Recorded data ▸
** start **

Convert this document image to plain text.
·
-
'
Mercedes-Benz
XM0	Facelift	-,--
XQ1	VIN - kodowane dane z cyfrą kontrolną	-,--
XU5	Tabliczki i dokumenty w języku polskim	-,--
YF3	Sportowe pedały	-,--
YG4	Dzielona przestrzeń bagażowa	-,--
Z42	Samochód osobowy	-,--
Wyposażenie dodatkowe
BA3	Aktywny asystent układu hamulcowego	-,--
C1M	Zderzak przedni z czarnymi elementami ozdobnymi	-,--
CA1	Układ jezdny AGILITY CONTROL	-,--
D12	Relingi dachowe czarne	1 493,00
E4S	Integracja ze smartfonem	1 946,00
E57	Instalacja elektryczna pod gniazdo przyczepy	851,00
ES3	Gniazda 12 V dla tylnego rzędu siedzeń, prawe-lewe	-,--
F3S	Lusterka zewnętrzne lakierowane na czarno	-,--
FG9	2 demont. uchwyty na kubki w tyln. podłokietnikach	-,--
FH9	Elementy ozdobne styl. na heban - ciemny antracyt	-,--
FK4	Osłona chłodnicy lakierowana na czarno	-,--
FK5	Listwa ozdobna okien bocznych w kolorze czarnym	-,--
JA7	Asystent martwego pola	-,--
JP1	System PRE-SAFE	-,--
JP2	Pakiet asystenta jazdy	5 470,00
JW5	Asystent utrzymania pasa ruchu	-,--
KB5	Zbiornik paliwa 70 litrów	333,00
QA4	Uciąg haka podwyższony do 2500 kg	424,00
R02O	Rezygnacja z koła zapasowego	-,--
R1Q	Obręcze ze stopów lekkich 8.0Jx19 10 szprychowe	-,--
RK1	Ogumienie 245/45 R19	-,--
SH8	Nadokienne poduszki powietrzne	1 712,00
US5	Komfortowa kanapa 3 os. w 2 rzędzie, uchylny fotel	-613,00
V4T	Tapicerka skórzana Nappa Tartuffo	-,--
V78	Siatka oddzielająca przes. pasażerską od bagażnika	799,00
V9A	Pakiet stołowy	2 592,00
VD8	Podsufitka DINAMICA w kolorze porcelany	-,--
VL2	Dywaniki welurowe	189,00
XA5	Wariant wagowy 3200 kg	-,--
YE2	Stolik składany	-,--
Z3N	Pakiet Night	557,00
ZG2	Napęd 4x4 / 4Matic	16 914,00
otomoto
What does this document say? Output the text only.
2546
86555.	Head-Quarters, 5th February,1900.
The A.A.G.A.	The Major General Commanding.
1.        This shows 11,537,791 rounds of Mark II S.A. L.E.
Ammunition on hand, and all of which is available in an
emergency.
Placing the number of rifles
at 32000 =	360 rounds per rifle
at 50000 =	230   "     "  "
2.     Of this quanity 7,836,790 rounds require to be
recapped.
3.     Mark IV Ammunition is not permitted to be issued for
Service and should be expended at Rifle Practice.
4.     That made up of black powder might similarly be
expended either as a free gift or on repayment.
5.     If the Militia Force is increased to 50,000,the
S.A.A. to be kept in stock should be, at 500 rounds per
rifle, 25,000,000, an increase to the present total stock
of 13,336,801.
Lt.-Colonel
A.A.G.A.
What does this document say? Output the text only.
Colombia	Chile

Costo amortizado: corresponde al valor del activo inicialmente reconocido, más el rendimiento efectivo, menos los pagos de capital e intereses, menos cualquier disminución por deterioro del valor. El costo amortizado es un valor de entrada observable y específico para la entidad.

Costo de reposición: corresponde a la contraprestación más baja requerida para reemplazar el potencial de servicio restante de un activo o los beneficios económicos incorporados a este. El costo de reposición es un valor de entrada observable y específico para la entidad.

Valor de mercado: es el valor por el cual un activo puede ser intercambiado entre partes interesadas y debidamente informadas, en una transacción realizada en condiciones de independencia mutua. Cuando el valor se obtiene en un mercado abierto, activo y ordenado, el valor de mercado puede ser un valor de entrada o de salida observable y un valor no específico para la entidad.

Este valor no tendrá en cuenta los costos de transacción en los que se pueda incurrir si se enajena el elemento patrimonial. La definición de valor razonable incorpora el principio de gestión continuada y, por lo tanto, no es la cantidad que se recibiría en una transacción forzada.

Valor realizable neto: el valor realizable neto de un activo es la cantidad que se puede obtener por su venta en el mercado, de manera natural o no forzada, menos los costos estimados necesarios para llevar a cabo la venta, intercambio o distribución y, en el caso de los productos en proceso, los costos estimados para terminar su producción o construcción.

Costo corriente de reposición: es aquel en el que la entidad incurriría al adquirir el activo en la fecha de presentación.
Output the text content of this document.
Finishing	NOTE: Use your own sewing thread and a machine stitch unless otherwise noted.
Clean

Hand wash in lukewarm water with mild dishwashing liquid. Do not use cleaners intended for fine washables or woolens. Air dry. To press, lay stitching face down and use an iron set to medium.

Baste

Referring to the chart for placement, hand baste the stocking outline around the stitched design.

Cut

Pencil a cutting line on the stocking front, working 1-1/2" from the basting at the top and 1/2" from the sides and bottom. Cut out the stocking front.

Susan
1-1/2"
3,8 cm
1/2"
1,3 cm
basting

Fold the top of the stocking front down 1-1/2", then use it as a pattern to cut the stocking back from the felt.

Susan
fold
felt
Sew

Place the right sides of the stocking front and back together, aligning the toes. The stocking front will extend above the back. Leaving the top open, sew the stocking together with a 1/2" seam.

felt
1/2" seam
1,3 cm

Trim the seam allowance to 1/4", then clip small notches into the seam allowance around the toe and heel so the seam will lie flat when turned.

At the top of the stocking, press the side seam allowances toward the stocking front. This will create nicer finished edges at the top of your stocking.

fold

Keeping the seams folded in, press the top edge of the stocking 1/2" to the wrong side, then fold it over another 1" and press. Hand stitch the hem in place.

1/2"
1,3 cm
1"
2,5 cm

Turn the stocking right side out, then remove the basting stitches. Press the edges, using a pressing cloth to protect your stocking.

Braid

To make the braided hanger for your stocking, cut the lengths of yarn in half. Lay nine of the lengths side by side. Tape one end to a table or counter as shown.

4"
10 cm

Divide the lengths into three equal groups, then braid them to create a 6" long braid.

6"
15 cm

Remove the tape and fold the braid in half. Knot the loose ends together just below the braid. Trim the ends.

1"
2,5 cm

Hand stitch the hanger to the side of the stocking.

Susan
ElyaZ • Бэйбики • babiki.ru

** end **

Problem to work on ▸
Return only the number of lines in the preceding records that contain the string "específico".

Reply to the task ▸
3